» **Instruction**
Copy every line of the data in which the word "fill" occurs.

■ ■ ■ ■ ■ ■ ■

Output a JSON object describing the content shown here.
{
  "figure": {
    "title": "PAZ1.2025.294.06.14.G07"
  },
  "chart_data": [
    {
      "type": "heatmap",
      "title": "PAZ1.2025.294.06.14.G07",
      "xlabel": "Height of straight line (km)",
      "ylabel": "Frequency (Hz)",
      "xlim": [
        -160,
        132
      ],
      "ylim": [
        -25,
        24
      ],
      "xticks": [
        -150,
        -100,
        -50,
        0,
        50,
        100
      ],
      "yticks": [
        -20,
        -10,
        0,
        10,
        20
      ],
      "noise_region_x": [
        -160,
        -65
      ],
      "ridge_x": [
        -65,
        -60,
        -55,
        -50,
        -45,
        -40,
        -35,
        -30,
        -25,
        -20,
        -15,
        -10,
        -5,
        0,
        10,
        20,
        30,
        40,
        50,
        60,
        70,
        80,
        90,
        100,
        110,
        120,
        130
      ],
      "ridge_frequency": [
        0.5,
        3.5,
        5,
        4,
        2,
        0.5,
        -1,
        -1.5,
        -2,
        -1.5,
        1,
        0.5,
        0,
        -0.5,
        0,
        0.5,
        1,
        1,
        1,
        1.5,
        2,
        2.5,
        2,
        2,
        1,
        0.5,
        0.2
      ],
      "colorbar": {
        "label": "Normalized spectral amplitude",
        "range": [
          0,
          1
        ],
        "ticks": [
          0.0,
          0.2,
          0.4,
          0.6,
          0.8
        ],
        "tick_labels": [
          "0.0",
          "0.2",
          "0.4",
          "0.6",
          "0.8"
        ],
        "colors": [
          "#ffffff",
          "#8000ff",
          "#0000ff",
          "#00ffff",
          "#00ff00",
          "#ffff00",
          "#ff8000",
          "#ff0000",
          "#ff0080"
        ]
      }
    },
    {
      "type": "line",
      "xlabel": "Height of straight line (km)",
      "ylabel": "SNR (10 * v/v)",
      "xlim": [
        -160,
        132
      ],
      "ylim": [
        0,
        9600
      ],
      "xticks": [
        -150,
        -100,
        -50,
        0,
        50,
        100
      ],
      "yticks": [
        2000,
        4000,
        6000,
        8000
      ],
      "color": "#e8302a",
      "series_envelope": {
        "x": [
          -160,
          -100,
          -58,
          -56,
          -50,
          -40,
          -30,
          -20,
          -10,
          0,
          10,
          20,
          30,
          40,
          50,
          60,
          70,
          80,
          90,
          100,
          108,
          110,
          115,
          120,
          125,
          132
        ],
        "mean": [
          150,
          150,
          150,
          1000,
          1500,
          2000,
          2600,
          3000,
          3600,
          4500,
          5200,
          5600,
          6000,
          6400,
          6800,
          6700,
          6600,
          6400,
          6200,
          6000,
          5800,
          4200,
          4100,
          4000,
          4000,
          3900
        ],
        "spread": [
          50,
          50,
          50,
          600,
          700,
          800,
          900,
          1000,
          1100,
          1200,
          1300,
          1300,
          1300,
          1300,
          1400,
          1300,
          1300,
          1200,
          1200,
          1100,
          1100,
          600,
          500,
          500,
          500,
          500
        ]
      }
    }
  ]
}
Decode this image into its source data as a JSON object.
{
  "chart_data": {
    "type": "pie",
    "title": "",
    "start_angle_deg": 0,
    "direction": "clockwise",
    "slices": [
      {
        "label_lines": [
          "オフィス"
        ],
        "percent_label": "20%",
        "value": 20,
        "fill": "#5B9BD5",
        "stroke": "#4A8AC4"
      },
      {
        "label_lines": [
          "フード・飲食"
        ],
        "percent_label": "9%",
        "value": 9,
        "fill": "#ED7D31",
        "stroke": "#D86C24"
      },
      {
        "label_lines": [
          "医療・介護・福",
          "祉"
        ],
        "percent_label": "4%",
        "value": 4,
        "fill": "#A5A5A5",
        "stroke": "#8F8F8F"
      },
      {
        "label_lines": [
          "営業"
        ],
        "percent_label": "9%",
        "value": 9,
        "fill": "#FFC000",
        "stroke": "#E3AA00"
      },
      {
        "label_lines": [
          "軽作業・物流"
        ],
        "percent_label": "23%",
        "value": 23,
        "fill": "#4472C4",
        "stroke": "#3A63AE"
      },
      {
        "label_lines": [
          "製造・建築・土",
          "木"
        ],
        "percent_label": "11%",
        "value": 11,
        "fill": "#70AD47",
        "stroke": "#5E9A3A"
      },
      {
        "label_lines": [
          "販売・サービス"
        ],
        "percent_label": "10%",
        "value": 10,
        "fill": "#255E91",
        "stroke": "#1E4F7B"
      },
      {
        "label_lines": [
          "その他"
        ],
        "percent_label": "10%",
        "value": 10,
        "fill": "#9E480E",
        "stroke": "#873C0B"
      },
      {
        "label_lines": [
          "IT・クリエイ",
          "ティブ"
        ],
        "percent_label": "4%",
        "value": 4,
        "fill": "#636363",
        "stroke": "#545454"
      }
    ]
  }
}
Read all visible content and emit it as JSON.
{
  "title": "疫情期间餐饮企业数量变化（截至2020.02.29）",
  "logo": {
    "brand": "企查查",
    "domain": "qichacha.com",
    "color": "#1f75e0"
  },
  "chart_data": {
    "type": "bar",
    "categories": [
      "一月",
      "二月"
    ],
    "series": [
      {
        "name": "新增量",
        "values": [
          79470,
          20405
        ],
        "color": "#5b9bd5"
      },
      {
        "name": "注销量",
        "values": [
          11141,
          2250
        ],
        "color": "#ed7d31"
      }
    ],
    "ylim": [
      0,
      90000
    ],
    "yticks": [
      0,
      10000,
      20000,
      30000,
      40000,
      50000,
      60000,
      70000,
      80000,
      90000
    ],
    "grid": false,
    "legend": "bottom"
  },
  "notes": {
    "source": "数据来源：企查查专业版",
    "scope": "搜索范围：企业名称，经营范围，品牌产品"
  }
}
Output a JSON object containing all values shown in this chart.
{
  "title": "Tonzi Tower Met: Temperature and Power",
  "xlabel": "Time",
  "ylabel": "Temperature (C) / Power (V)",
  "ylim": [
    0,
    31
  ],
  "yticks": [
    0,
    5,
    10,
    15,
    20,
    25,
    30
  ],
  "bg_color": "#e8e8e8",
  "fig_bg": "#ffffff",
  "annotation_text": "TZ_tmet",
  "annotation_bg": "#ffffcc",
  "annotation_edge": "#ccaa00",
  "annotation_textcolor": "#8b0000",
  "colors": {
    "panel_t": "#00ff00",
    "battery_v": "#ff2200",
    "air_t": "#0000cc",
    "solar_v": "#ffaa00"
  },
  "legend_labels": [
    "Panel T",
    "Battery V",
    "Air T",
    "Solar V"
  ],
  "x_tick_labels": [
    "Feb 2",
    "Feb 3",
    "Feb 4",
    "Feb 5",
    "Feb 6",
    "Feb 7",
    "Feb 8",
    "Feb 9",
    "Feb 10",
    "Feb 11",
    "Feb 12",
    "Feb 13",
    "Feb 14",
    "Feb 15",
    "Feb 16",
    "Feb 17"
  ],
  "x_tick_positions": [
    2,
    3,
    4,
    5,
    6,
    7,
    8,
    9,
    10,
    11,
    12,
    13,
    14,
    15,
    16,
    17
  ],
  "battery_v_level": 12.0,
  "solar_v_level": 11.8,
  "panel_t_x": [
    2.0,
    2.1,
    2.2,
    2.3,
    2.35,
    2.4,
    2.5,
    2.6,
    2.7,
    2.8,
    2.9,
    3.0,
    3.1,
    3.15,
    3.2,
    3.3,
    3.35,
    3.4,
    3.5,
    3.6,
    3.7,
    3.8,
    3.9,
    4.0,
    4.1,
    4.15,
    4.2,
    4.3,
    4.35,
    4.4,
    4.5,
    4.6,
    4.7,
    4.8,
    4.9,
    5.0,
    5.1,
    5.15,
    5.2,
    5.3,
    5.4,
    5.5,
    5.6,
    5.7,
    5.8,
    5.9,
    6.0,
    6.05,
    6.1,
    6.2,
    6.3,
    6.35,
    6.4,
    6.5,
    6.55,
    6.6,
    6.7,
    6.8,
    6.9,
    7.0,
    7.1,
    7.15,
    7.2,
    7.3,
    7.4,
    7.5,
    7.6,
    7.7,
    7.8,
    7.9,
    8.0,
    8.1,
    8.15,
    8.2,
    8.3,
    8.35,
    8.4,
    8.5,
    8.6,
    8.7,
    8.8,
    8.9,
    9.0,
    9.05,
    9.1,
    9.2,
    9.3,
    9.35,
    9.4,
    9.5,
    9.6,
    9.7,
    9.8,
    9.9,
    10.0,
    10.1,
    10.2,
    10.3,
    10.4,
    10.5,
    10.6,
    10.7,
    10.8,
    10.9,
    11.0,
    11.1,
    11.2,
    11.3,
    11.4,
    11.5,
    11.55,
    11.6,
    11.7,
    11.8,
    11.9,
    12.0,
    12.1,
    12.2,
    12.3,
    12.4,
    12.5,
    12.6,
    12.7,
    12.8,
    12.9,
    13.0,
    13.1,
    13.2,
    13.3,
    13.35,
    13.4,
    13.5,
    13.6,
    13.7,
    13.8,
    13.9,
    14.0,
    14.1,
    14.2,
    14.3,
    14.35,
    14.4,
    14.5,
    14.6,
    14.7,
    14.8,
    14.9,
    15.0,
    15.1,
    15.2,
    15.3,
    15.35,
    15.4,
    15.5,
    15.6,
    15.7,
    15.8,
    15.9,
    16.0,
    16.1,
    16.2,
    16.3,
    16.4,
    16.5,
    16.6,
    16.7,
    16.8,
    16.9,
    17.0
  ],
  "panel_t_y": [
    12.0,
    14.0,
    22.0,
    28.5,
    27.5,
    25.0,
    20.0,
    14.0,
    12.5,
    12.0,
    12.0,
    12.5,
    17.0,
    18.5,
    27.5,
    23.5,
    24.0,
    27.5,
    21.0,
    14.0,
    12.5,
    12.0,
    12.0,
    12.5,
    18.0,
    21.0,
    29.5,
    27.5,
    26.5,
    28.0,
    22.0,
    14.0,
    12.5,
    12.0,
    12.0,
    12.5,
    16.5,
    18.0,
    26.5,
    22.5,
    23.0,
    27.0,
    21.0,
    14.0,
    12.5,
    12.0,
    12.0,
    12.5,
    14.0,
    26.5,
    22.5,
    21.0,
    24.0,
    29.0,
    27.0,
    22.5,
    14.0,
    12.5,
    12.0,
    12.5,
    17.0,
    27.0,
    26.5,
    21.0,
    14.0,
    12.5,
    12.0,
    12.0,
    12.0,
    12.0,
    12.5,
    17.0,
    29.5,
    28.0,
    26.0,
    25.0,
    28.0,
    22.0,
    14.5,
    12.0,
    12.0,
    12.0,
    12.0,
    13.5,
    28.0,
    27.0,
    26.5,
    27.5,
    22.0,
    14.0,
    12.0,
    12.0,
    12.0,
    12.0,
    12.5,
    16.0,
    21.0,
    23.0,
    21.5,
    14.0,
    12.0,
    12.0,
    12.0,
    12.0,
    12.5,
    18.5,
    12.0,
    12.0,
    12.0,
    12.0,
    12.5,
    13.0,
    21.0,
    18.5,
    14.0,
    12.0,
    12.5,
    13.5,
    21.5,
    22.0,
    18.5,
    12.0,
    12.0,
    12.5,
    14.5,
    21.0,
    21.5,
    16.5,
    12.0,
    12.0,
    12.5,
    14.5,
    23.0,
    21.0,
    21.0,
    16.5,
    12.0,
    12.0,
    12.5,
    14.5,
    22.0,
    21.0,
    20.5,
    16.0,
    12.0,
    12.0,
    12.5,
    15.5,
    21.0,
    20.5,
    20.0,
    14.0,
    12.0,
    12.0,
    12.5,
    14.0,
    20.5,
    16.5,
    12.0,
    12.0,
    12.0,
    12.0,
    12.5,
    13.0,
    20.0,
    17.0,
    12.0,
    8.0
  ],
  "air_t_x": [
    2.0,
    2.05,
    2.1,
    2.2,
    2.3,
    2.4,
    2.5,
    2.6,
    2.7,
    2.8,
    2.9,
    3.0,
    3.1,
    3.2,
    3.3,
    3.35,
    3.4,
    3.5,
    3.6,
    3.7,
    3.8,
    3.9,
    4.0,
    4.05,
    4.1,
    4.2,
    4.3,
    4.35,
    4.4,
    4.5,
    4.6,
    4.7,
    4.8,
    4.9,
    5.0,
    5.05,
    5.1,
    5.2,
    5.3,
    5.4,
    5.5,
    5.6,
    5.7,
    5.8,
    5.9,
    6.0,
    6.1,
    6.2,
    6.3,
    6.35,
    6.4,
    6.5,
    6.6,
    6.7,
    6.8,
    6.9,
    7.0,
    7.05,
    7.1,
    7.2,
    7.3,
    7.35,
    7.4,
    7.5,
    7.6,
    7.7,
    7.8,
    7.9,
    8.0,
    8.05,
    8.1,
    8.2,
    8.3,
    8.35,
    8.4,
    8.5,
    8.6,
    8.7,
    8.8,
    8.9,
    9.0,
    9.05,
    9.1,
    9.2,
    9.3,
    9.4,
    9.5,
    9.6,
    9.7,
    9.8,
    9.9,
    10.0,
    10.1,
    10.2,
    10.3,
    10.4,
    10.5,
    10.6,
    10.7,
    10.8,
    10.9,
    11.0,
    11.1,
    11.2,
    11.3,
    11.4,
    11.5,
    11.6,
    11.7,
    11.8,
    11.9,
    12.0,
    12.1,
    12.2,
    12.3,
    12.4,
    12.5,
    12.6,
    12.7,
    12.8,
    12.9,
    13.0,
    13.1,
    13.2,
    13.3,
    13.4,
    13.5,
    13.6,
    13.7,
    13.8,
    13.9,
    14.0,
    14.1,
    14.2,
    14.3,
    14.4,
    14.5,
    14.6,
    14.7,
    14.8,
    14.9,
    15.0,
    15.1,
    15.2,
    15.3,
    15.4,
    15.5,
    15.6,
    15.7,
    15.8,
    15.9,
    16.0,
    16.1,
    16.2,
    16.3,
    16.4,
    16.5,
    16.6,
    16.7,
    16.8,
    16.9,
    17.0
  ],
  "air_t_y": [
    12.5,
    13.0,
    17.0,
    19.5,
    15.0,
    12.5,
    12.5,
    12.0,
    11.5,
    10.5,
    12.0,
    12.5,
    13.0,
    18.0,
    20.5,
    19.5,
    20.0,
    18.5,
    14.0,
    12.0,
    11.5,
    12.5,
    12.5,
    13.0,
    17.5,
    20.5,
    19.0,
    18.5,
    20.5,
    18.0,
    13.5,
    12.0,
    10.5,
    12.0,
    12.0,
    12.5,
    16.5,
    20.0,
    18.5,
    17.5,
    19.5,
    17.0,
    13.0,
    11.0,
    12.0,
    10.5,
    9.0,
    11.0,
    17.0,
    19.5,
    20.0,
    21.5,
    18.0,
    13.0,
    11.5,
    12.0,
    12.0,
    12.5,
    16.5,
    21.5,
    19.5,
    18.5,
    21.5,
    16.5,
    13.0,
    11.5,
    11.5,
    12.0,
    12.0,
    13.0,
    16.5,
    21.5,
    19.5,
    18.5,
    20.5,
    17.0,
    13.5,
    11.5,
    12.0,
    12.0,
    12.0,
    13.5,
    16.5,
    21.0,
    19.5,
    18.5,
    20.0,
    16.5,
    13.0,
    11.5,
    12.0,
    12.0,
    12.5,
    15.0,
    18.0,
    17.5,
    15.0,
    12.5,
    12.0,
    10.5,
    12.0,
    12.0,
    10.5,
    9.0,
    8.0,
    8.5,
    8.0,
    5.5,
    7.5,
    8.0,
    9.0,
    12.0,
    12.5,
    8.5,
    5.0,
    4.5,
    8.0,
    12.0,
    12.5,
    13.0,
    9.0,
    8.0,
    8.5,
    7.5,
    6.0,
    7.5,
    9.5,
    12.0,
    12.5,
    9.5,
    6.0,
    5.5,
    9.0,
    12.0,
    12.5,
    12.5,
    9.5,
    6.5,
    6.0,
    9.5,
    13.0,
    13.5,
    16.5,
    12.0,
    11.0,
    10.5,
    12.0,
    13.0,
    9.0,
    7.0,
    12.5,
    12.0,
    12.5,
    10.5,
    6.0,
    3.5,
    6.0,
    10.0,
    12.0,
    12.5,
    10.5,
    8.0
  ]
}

■ ■ ■ ■ ■ ■ ■

» **Output**
        "fill": "#5B9BD5",
        "fill": "#ED7D31",
        "fill": "#A5A5A5",
        "fill": "#FFC000",
        "fill": "#4472C4",
        "fill": "#70AD47",
        "fill": "#255E91",
        "fill": "#9E480E",
        "fill": "#636363",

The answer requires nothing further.